## TREŚĆ POLECENIA
Powtórz dosłownie z tekstu o kadrze Hiszpanii na mundial wszystko od słów „Jeśli chodzi o liczbę” w dół aż po słowa „United | 23 | 0/0)”.

Vicente del Bosque odkrył karty, ogłaszając wstępną listę powołanych na mundial. Wielkich niespodzianek nie ma, choć w kadrze Hiszpanii znalazło się trzech debiutantów. Przed Sfinksem trudne zadanie – ostatni etap selekcji, czyli odrzucenie siedmiu zawodników, którzy nie polecą z La Furia Roja do Brazylii.
Garść statystyk
Najwięcej zawodników dla reprezentacji Hiszpanii dostarczyła Barcelona, bo aż siedmiu. Co ciekawe, pięciu z nich występuje w linii pomocy. Jeśli chodzi o La Liga, powołania dostali jeszcze piłkarze Realu i Atlético (po czterech zawodników) oraz po jednym zawodniku z Athletiku i Sevilli. Spośród reszty reprezentantów, ośmiu gra w Premier League, trzech w Serie A, a dwóch w Bundeslidze. Najliczniej reprezentowanym zagranicznym klubem jest Manchester City, który do Brazylii może wysłać trzech zawodników.
Jeśli chodzi o liczbę występów, zdecydowanie najwięcej ma ich bramkarz i kapitan reprezentacji – Iker Casillas, natomiast najstarszym zawodnikiem w całej ekipie jest Xavi. Vicente del Bosque postawił w dużej mierze na doświadczony skład. Pięciu zawodników ma na koncie ponad 100 meczów w La Furia Roja, a średnia wieku drużyny wynosi nieco powyżej 27 lat.
Bramkarze: Casillias (Real Madryt | 32 lata | 153 mecze/0 goli), Reina (Napoli | 31 | 29/0), de Gea (Manchester United | 23 | 0/0)

## DANE WEJŚCIOWE
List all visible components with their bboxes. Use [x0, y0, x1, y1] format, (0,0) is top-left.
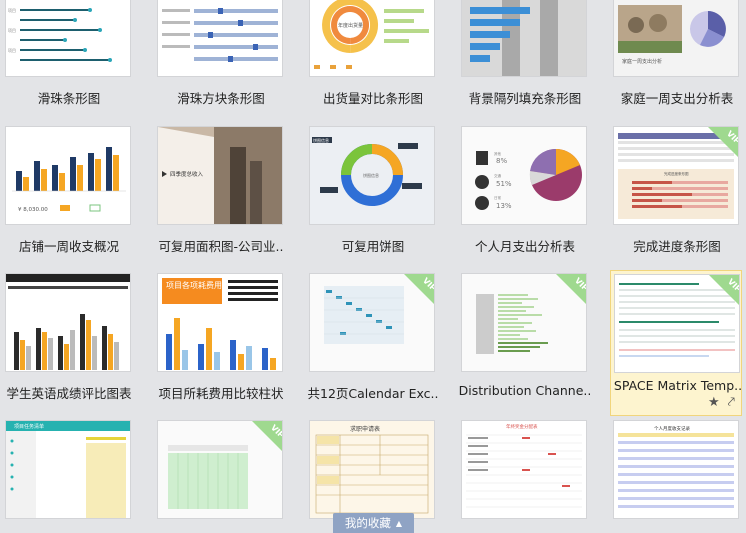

## ODPOWIEDŹ NA POLECENIE
Jeśli chodzi o liczbę występów, zdecydowanie najwięcej ma ich bramkarz i kapitan reprezentacji – Iker Casillas, natomiast najstarszym zawodnikiem w całej ekipie jest Xavi. Vicente del Bosque postawił w dużej mierze na doświadczony skład. Pięciu zawodników ma na koncie ponad 100 meczów w La Furia Roja, a średnia wieku drużyny wynosi nieco powyżej 27 lat.
Bramkarze: Casillias (Real Madryt | 32 lata | 153 mecze/0 goli), Reina (Napoli | 31 | 29/0), de Gea (Manchester United | 23 | 0/0)